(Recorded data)
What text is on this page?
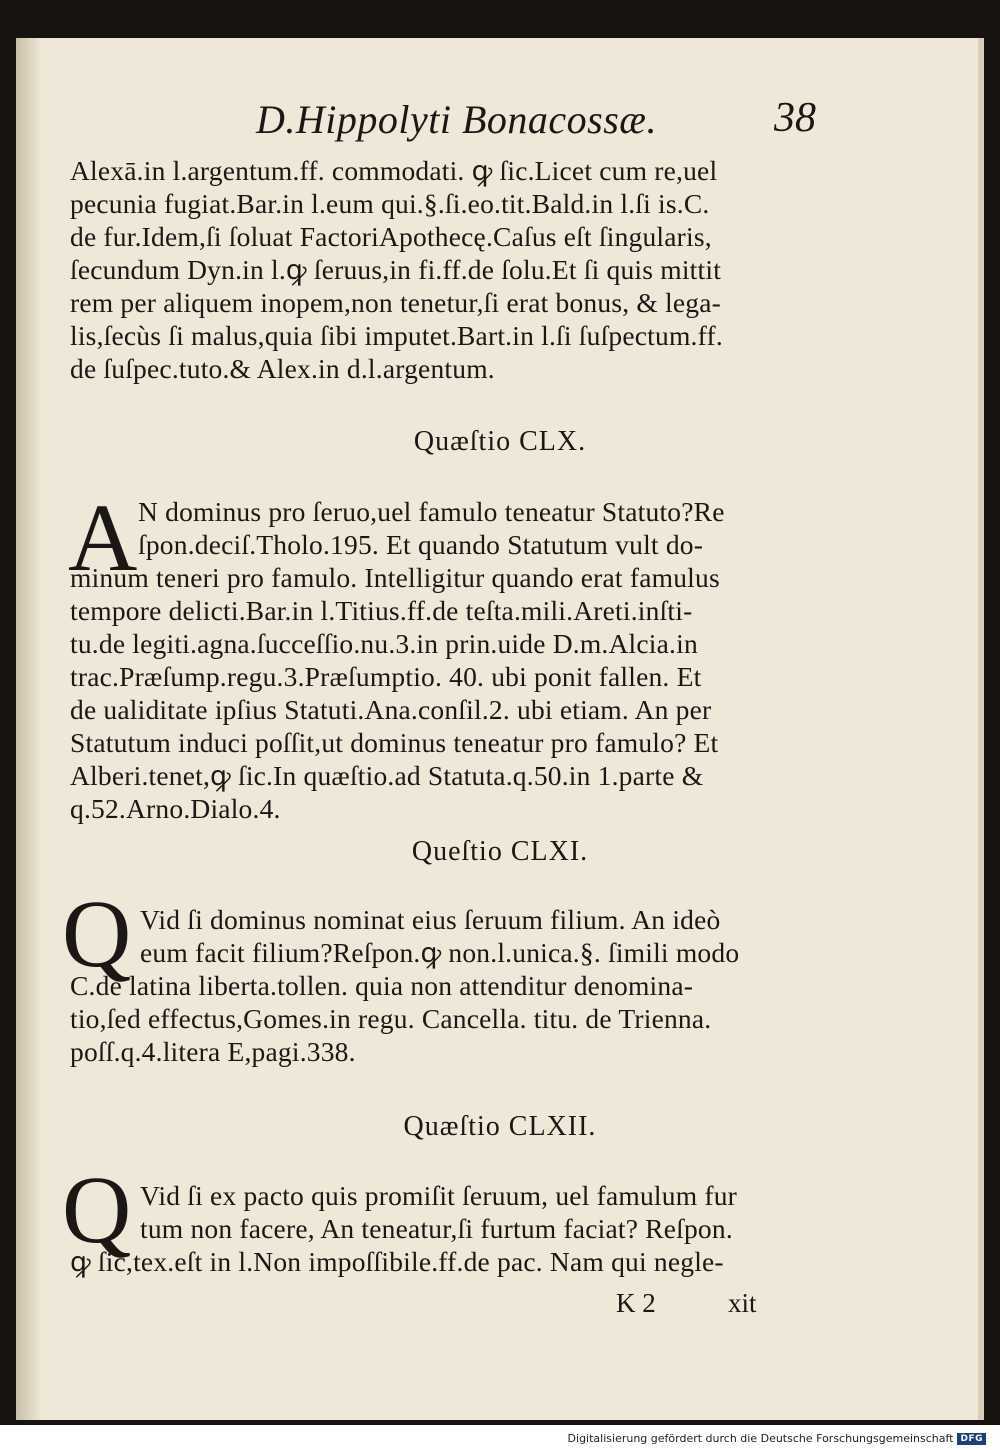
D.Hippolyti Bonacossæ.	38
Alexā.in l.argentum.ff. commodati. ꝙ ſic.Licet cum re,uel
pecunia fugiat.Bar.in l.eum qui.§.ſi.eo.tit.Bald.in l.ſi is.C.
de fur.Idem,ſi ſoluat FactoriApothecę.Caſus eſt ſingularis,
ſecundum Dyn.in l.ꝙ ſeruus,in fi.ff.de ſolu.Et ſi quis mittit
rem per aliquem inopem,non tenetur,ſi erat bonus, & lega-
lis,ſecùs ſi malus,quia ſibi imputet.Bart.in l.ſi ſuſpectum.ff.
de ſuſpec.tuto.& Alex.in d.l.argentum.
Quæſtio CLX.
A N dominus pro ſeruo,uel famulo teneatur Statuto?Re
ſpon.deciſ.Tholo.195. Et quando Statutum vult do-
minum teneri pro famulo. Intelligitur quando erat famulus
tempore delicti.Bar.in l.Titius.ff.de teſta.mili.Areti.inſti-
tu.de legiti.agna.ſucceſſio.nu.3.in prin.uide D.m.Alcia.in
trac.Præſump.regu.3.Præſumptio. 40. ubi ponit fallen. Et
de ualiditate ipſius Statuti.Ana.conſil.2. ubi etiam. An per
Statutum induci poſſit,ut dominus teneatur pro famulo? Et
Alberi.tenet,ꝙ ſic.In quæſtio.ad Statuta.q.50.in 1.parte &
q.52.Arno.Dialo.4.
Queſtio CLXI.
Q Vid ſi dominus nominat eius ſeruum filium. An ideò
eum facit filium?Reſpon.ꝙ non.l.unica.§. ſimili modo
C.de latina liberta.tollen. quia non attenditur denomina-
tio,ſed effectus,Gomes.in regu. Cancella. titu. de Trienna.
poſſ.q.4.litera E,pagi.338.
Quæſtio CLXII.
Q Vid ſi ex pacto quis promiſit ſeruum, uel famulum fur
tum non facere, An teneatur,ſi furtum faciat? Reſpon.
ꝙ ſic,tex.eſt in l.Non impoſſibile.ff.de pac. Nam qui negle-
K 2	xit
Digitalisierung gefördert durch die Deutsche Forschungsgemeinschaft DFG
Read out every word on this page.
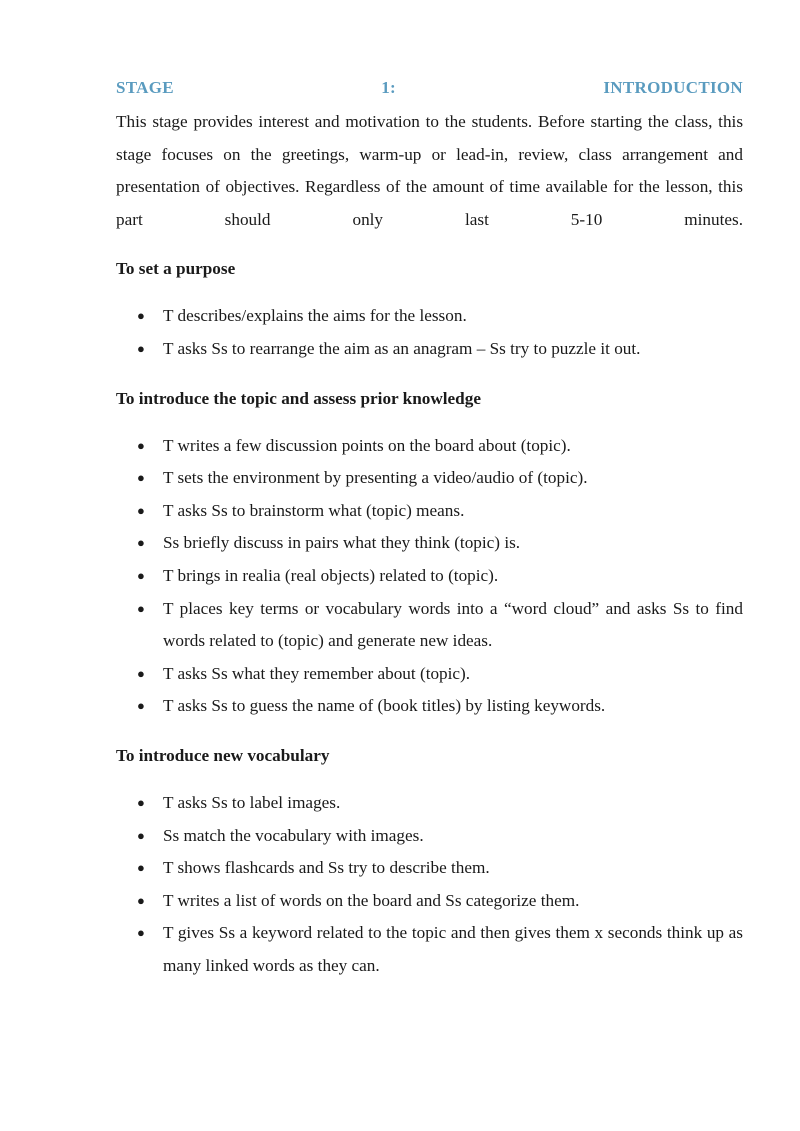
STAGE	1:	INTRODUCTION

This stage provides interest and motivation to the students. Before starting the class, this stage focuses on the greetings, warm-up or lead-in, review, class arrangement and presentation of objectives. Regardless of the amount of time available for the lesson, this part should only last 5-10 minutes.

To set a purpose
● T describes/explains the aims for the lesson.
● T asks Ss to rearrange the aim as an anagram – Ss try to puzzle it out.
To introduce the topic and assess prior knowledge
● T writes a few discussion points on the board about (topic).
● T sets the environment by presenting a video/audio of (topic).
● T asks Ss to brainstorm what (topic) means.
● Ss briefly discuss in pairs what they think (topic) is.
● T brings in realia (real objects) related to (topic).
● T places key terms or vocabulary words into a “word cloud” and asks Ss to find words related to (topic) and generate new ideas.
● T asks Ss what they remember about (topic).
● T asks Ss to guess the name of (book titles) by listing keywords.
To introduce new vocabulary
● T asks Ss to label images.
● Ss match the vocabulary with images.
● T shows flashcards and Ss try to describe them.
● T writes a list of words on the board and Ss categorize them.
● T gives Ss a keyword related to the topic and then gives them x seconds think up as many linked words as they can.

◆ Your objective
Give every line above again exactly, with no pictures.

◆ Correct answer
What text is on this page?
D.Hippolyti Bonacossæ.	38
Alexā.in l.argentum.ff. commodati. ꝙ ſic.Licet cum re,uel
pecunia fugiat.Bar.in l.eum qui.§.ſi.eo.tit.Bald.in l.ſi is.C.
de fur.Idem,ſi ſoluat FactoriApothecę.Caſus eſt ſingularis,
ſecundum Dyn.in l.ꝙ ſeruus,in fi.ff.de ſolu.Et ſi quis mittit
rem per aliquem inopem,non tenetur,ſi erat bonus, & lega-
lis,ſecùs ſi malus,quia ſibi imputet.Bart.in l.ſi ſuſpectum.ff.
de ſuſpec.tuto.& Alex.in d.l.argentum.
Quæſtio CLX.
A N dominus pro ſeruo,uel famulo teneatur Statuto?Re
ſpon.deciſ.Tholo.195. Et quando Statutum vult do-
minum teneri pro famulo. Intelligitur quando erat famulus
tempore delicti.Bar.in l.Titius.ff.de teſta.mili.Areti.inſti-
tu.de legiti.agna.ſucceſſio.nu.3.in prin.uide D.m.Alcia.in
trac.Præſump.regu.3.Præſumptio. 40. ubi ponit fallen. Et
de ualiditate ipſius Statuti.Ana.conſil.2. ubi etiam. An per
Statutum induci poſſit,ut dominus teneatur pro famulo? Et
Alberi.tenet,ꝙ ſic.In quæſtio.ad Statuta.q.50.in 1.parte &
q.52.Arno.Dialo.4.
Queſtio CLXI.
Q Vid ſi dominus nominat eius ſeruum filium. An ideò
eum facit filium?Reſpon.ꝙ non.l.unica.§. ſimili modo
C.de latina liberta.tollen. quia non attenditur denomina-
tio,ſed effectus,Gomes.in regu. Cancella. titu. de Trienna.
poſſ.q.4.litera E,pagi.338.
Quæſtio CLXII.
Q Vid ſi ex pacto quis promiſit ſeruum, uel famulum fur
tum non facere, An teneatur,ſi furtum faciat? Reſpon.
ꝙ ſic,tex.eſt in l.Non impoſſibile.ff.de pac. Nam qui negle-
K 2	xit
Digitalisierung gefördert durch die Deutsche Forschungsgemeinschaft DFG
Read out every word on this page.
STAGE	1:	INTRODUCTION

This stage provides interest and motivation to the students. Before starting the class, this stage focuses on the greetings, warm-up or lead-in, review, class arrangement and presentation of objectives. Regardless of the amount of time available for the lesson, this part should only last 5-10 minutes.

To set a purpose
● T describes/explains the aims for the lesson.
● T asks Ss to rearrange the aim as an anagram – Ss try to puzzle it out.
To introduce the topic and assess prior knowledge
● T writes a few discussion points on the board about (topic).
● T sets the environment by presenting a video/audio of (topic).
● T asks Ss to brainstorm what (topic) means.
● Ss briefly discuss in pairs what they think (topic) is.
● T brings in realia (real objects) related to (topic).
● T places key terms or vocabulary words into a “word cloud” and asks Ss to find words related to (topic) and generate new ideas.
● T asks Ss what they remember about (topic).
● T asks Ss to guess the name of (book titles) by listing keywords.
To introduce new vocabulary
● T asks Ss to label images.
● Ss match the vocabulary with images.
● T shows flashcards and Ss try to describe them.
● T writes a list of words on the board and Ss categorize them.
● T gives Ss a keyword related to the topic and then gives them x seconds think up as many linked words as they can.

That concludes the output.